- Arbeitsanweisung
Wie lautet der Satz „Wie gemeldet, soll Max Bahr als Premium-Marke von Praktiker weiter betrieben werden.“ aus dem Artikel über die Max Bahr-Übernahme auf Englisch?

- Lesetext
Neues zur Max Bahr-Übernahme von Praktiker

17.08.2006
Praktiker hält 24 Prozent an der neu gegründeten Immobiliengesellschaft; Zukunft von Diyco und BHB-Mitgliedschaft Max Bahrs ungewiss

Auf der gestrigen Telefon-Pressekonferenz hat Praktiker-Chef Wolfgang Werner die operative Übernahme des Wettbewerbers Max Bahr als logisch bezeichnet: „Mit dieser Akquisition kommt zusammen, was zusammen gehört“, so Werner. Man habe jetzt zum Marktführer Obi, der bis zuletzt um die Übernahme von Max Bahr mitverhandelt hatte, aufgeschlossen. Während die Markenrechte von Max Bahr an Praktiker gehen, gehen die Immobilien an eine eigens gegründete Immobiliengesellschaft mit Sitz in Düsseldorf, die von der japanischen Investmentgesellschaft Nomura International und zu 24 Prozent von Praktiker gehalten wird.
Wie gemeldet, soll Max Bahr als Premium-Marke von Praktiker weiter betrieben werden. Werner verwies gestern auf das Beispiel der Elektrofachmärkte Media Markt und Saturn, die auch beide ohne Probleme unter dem Dach der Metro laufen würden. Werner rechnet damit, dass jeweils zwischen fünf und zehn Standorte von Praktiker und Max Bahr die Vertriebslinien wechseln werden. Auch einige Standortschließungen sowohl auf Praktiker- wie auch auf Max Bahr-Seite schloss er nicht aus.
Der Praktiker-Chef rechnet außerdem damit, dass in Hamburg nicht alle Führungskräfte den eingeschlagenen Weg mitgehen werden. Ungeklärt ist u. a. auch die Zukunft der Kooperation Diyco von Max Bahr und Hellweg sowie der Mitgliedschaft von Max Bahr im BHB. Praktiker hatte den Bundesverband zu Beginn des vergangenen Jahres verlassen.

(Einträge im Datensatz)

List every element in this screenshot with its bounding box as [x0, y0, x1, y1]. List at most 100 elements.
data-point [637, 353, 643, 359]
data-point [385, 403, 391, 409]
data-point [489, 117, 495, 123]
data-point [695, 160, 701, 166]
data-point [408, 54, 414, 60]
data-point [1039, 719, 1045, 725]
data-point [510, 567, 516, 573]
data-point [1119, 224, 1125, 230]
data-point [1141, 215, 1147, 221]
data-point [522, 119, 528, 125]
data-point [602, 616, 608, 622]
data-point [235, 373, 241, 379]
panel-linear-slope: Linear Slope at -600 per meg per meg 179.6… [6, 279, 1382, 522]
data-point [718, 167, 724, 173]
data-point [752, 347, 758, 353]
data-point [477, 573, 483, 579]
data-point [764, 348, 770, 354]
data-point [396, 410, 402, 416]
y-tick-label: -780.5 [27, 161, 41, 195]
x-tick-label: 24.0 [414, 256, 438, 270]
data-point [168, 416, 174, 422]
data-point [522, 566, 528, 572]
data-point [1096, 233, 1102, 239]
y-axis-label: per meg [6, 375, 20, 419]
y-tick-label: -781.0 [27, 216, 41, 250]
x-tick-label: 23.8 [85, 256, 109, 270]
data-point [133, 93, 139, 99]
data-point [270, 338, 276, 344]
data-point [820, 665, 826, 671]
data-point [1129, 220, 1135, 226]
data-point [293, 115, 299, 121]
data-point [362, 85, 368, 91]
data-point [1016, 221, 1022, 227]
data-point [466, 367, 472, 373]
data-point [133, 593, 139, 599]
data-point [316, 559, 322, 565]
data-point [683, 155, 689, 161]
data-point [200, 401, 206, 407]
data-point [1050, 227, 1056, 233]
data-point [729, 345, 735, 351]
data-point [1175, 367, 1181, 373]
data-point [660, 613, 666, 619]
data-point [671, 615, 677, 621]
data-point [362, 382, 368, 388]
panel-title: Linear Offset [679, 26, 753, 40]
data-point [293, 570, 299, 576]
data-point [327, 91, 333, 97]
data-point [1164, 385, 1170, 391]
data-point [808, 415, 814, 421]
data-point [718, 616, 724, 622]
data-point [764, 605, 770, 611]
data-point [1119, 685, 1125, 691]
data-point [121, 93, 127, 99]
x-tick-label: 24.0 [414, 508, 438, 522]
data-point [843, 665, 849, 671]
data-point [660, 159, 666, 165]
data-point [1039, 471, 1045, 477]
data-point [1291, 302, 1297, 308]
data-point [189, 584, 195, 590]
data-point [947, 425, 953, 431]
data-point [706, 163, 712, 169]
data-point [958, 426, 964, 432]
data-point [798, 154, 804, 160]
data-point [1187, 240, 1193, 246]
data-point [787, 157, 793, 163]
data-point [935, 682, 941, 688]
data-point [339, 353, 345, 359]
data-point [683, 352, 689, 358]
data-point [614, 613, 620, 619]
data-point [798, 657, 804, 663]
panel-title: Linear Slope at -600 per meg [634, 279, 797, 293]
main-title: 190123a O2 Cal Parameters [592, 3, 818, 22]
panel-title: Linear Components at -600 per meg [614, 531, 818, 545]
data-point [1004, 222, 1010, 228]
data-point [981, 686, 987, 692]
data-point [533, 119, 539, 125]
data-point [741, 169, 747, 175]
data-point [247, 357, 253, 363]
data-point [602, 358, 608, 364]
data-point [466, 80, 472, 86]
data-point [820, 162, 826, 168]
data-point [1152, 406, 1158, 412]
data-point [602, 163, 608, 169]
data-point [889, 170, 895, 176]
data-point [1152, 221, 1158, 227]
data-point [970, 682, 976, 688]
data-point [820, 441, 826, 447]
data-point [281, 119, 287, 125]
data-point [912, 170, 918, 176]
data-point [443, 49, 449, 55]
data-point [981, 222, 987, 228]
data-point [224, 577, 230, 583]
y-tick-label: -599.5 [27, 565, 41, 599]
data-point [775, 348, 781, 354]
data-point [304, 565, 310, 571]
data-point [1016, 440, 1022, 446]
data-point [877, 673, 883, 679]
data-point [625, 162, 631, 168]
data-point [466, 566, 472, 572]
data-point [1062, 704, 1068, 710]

- Lösung der Aufgabe
As reported, Max Bahr is to continue to be operated as a premium brand of Praktiker.